"""
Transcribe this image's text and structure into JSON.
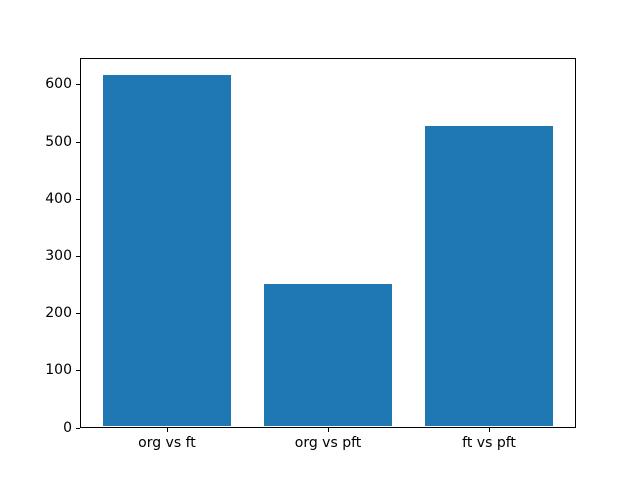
{
  "chart_data": {
    "type": "bar",
    "title": "",
    "xlabel": "",
    "ylabel": "",
    "categories": [
      "org vs ft",
      "org vs pft",
      "ft vs pft"
    ],
    "values": [
      616,
      251,
      528
    ],
    "yticks": [
      0,
      100,
      200,
      300,
      400,
      500,
      600
    ],
    "ylim": [
      0,
      647
    ],
    "xlim": [
      -0.54,
      2.54
    ],
    "bar_width_fraction": 0.8,
    "bar_color": "#1f77b4",
    "axes_color": "#000000",
    "background": "#ffffff",
    "grid": "off",
    "legend": "none"
  }
}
"""
- Exercise instructions -
Copy the material exactly. Do not include the pictures.

- Output below -
Transcribe this image's text and structure into JSON.
{
  "chart_data": {
    "type": "bar",
    "title": "",
    "xlabel": "",
    "ylabel": "",
    "categories": [
      "org vs ft",
      "org vs pft",
      "ft vs pft"
    ],
    "values": [
      616,
      251,
      528
    ],
    "yticks": [
      0,
      100,
      200,
      300,
      400,
      500,
      600
    ],
    "ylim": [
      0,
      647
    ],
    "xlim": [
      -0.54,
      2.54
    ],
    "bar_width_fraction": 0.8,
    "bar_color": "#1f77b4",
    "axes_color": "#000000",
    "background": "#ffffff",
    "grid": "off",
    "legend": "none"
  }
}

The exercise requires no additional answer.